Under this task are some entries; return every one of them exactly.

··· Records supplied

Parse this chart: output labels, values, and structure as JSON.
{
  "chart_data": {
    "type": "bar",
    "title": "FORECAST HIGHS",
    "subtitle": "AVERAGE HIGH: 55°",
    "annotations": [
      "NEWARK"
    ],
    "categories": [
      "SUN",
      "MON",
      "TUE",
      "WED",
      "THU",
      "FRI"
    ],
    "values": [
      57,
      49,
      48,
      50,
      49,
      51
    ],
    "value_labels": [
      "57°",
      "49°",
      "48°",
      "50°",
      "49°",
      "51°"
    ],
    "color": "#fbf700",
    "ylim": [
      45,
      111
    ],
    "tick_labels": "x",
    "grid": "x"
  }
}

······

# Exercise solution
Parse this chart: output labels, values, and structure as JSON.
{
  "chart_data": {
    "type": "bar",
    "title": "FORECAST HIGHS",
    "subtitle": "AVERAGE HIGH: 55°",
    "annotations": [
      "NEWARK"
    ],
    "categories": [
      "SUN",
      "MON",
      "TUE",
      "WED",
      "THU",
      "FRI"
    ],
    "values": [
      57,
      49,
      48,
      50,
      49,
      51
    ],
    "value_labels": [
      "57°",
      "49°",
      "48°",
      "50°",
      "49°",
      "51°"
    ],
    "color": "#fbf700",
    "ylim": [
      45,
      111
    ],
    "tick_labels": "x",
    "grid": "x"
  }
}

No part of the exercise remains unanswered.